Aim :: How many of the lines below contain "this"? Answer with that number alone.

Figure data in JSON
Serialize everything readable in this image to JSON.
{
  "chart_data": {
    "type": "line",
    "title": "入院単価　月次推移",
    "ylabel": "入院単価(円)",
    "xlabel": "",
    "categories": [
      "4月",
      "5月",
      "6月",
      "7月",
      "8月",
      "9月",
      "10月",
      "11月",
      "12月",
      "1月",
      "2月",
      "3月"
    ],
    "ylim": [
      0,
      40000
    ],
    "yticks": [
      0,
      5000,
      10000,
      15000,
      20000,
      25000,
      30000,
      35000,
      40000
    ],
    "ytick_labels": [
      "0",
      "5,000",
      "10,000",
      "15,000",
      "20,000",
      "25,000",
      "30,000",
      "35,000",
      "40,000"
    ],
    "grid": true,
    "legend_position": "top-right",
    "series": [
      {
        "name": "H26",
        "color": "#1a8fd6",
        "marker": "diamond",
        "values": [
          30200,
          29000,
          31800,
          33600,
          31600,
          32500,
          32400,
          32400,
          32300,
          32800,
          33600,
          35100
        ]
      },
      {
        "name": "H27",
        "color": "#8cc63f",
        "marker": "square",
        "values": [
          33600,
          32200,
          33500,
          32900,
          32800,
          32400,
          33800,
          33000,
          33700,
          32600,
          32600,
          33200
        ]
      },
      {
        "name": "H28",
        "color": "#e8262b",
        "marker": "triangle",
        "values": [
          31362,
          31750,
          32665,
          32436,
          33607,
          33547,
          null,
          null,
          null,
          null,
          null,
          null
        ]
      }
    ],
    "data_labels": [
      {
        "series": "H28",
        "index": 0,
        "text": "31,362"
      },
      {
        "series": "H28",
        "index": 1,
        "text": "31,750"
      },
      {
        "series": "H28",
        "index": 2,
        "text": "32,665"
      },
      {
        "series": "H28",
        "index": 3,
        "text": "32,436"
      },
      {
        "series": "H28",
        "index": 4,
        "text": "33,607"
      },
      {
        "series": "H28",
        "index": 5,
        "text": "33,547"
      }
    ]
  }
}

---

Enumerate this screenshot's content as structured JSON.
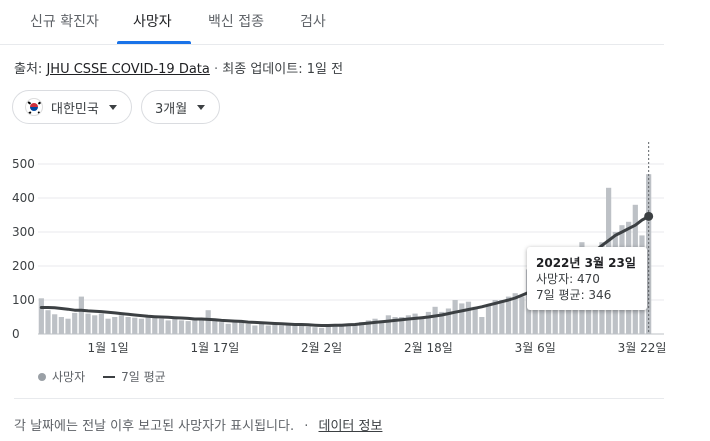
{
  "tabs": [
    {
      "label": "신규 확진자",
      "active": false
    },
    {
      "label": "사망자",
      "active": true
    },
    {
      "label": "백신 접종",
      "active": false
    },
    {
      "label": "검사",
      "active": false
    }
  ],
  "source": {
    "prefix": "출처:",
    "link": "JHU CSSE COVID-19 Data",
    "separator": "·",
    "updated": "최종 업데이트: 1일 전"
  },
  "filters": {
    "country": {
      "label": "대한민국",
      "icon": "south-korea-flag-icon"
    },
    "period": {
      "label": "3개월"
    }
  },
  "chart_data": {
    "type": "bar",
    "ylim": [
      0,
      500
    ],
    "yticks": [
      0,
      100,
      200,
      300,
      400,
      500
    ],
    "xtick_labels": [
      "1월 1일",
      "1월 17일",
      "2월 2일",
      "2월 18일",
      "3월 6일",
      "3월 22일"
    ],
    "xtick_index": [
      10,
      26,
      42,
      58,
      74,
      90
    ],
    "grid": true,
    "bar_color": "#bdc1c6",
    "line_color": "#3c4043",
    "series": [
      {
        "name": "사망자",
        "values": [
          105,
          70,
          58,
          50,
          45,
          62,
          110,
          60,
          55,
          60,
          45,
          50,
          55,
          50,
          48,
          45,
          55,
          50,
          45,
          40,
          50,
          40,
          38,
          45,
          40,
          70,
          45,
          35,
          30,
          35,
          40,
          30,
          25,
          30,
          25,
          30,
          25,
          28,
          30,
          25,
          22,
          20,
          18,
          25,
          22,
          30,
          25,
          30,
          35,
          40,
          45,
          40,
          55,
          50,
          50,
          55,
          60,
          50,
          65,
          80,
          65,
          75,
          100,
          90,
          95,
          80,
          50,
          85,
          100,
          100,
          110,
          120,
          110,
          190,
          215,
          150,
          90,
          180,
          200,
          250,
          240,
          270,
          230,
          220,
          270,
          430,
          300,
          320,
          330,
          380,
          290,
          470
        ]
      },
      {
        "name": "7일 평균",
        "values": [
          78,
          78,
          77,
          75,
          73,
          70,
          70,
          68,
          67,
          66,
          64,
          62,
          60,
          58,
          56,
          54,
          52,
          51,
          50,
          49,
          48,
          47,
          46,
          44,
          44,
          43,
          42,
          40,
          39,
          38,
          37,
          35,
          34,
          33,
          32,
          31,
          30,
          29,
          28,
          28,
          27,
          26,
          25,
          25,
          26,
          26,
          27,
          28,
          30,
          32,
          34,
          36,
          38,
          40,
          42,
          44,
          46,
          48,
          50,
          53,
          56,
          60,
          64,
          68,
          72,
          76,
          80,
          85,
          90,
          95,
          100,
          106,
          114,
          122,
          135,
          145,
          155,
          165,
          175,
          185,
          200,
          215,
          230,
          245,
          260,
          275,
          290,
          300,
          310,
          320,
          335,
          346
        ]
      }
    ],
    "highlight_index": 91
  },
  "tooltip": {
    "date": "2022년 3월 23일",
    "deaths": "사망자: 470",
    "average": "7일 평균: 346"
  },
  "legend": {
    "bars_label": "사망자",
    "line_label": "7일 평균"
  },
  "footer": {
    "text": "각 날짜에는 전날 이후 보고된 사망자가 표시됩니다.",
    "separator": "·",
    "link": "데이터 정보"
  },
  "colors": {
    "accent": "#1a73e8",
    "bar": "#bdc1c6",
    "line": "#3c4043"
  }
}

Correct output :: 2